Collected data entries:
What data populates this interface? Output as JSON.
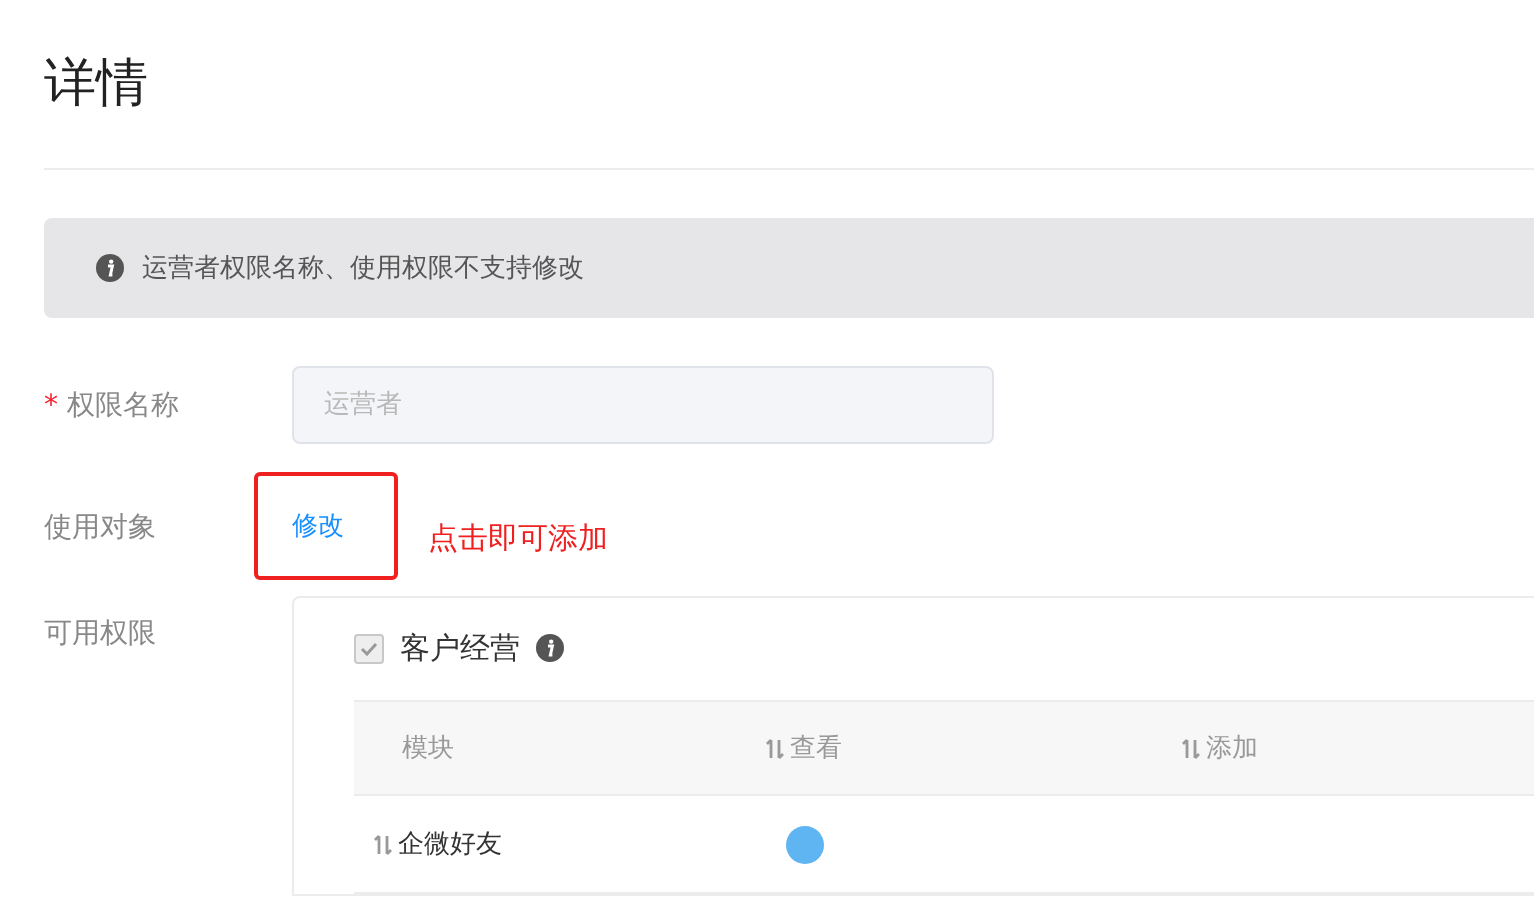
{
  "title": "详情",
  "notice": {
    "text": "运营者权限名称、使用权限不支持修改"
  },
  "form": {
    "name_field": {
      "label": "权限名称",
      "required_mark": "*",
      "placeholder": "运营者"
    },
    "target": {
      "label": "使用对象",
      "link": "修改",
      "annotation": "点击即可添加"
    },
    "permissions": {
      "label": "可用权限",
      "group": {
        "title": "客户经营",
        "checked": true
      },
      "columns": [
        "模块",
        "查看",
        "添加"
      ],
      "rows": [
        {
          "module": "企微好友",
          "view": true
        }
      ]
    }
  }
}
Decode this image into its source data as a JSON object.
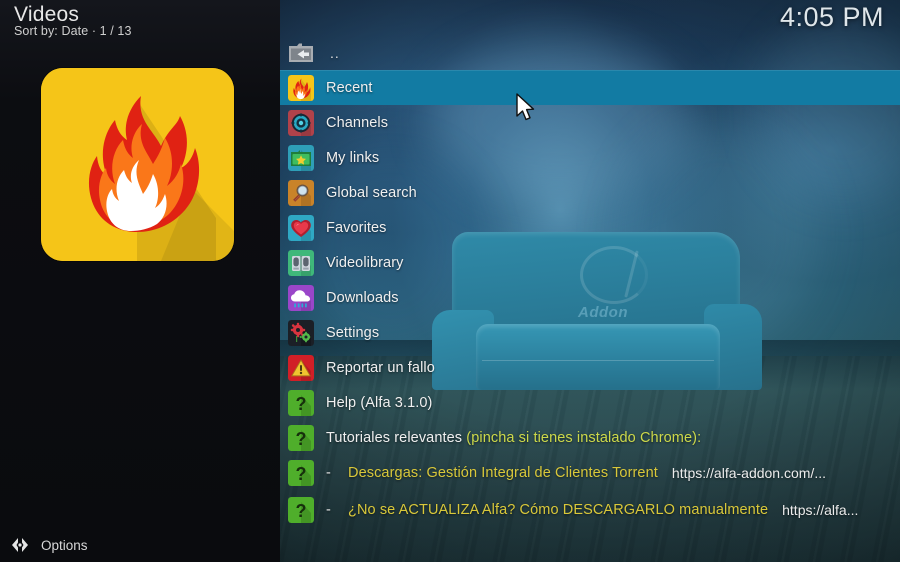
{
  "header": {
    "title": "Videos",
    "subtitle": "Sort by: Date  ·  1 / 13",
    "clock": "4:05 PM"
  },
  "sidebar": {
    "thumbnail_icon": "flame-icon",
    "thumbnail_bg_color": "#f5c518",
    "options_label": "Options",
    "options_icon": "left-right-arrows-icon"
  },
  "colors": {
    "highlight": "#127ba3",
    "sidebar_bg": "#0c0d11",
    "link_green": "#cdd94a",
    "link_yellow": "#d9c83a",
    "text": "#f0f0f0"
  },
  "menu": {
    "parent_row": {
      "label": "..",
      "icon": "folder-back-icon"
    },
    "items": [
      {
        "label": "Recent",
        "icon": "flame-icon",
        "selected": true,
        "url": ""
      },
      {
        "label": "Channels",
        "icon": "dial-icon",
        "selected": false,
        "url": ""
      },
      {
        "label": "My links",
        "icon": "folder-star-icon",
        "selected": false,
        "url": ""
      },
      {
        "label": "Global search",
        "icon": "magnifier-icon",
        "selected": false,
        "url": ""
      },
      {
        "label": "Favorites",
        "icon": "heart-icon",
        "selected": false,
        "url": ""
      },
      {
        "label": "Videolibrary",
        "icon": "books-icon",
        "selected": false,
        "url": ""
      },
      {
        "label": "Downloads",
        "icon": "cloud-rain-icon",
        "selected": false,
        "url": ""
      },
      {
        "label": "Settings",
        "icon": "gears-icon",
        "selected": false,
        "url": ""
      },
      {
        "label": "Reportar un fallo",
        "icon": "warning-icon",
        "selected": false,
        "url": ""
      },
      {
        "label": "Help (Alfa 3.1.0)",
        "icon": "question-icon",
        "selected": false,
        "url": ""
      }
    ],
    "tutorials_header": {
      "icon": "question-icon",
      "text_plain": "Tutoriales relevantes ",
      "text_colored": "(pincha si tienes instalado Chrome):"
    },
    "tutorials": [
      {
        "icon": "question-icon",
        "dash": "-",
        "label": "Descargas: Gestión Integral de Clientes Torrent",
        "url": "https://alfa-addon.com/..."
      },
      {
        "icon": "question-icon",
        "dash": "-",
        "label": "¿No se ACTUALIZA Alfa? Cómo DESCARGARLO manualmente",
        "url": "https://alfa..."
      }
    ]
  },
  "background": {
    "couch_word": "Addon"
  }
}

EXERCISE DETAILS
In your copy, repeat each record exactly and include no pictures.

CORRECT RESPONSE
What data populates this interface? Output as JSON.
{
  "title": "详情",
  "notice": {
    "text": "运营者权限名称、使用权限不支持修改"
  },
  "form": {
    "name_field": {
      "label": "权限名称",
      "required_mark": "*",
      "placeholder": "运营者"
    },
    "target": {
      "label": "使用对象",
      "link": "修改",
      "annotation": "点击即可添加"
    },
    "permissions": {
      "label": "可用权限",
      "group": {
        "title": "客户经营",
        "checked": true
      },
      "columns": [
        "模块",
        "查看",
        "添加"
      ],
      "rows": [
        {
          "module": "企微好友",
          "view": true
        }
      ]
    }
  }
}
Decode this image into its source data as a JSON object.
{
  "header": {
    "title": "Videos",
    "subtitle": "Sort by: Date  ·  1 / 13",
    "clock": "4:05 PM"
  },
  "sidebar": {
    "thumbnail_icon": "flame-icon",
    "thumbnail_bg_color": "#f5c518",
    "options_label": "Options",
    "options_icon": "left-right-arrows-icon"
  },
  "colors": {
    "highlight": "#127ba3",
    "sidebar_bg": "#0c0d11",
    "link_green": "#cdd94a",
    "link_yellow": "#d9c83a",
    "text": "#f0f0f0"
  },
  "menu": {
    "parent_row": {
      "label": "..",
      "icon": "folder-back-icon"
    },
    "items": [
      {
        "label": "Recent",
        "icon": "flame-icon",
        "selected": true,
        "url": ""
      },
      {
        "label": "Channels",
        "icon": "dial-icon",
        "selected": false,
        "url": ""
      },
      {
        "label": "My links",
        "icon": "folder-star-icon",
        "selected": false,
        "url": ""
      },
      {
        "label": "Global search",
        "icon": "magnifier-icon",
        "selected": false,
        "url": ""
      },
      {
        "label": "Favorites",
        "icon": "heart-icon",
        "selected": false,
        "url": ""
      },
      {
        "label": "Videolibrary",
        "icon": "books-icon",
        "selected": false,
        "url": ""
      },
      {
        "label": "Downloads",
        "icon": "cloud-rain-icon",
        "selected": false,
        "url": ""
      },
      {
        "label": "Settings",
        "icon": "gears-icon",
        "selected": false,
        "url": ""
      },
      {
        "label": "Reportar un fallo",
        "icon": "warning-icon",
        "selected": false,
        "url": ""
      },
      {
        "label": "Help (Alfa 3.1.0)",
        "icon": "question-icon",
        "selected": false,
        "url": ""
      }
    ],
    "tutorials_header": {
      "icon": "question-icon",
      "text_plain": "Tutoriales relevantes ",
      "text_colored": "(pincha si tienes instalado Chrome):"
    },
    "tutorials": [
      {
        "icon": "question-icon",
        "dash": "-",
        "label": "Descargas: Gestión Integral de Clientes Torrent",
        "url": "https://alfa-addon.com/..."
      },
      {
        "icon": "question-icon",
        "dash": "-",
        "label": "¿No se ACTUALIZA Alfa? Cómo DESCARGARLO manualmente",
        "url": "https://alfa..."
      }
    ]
  },
  "background": {
    "couch_word": "Addon"
  }
}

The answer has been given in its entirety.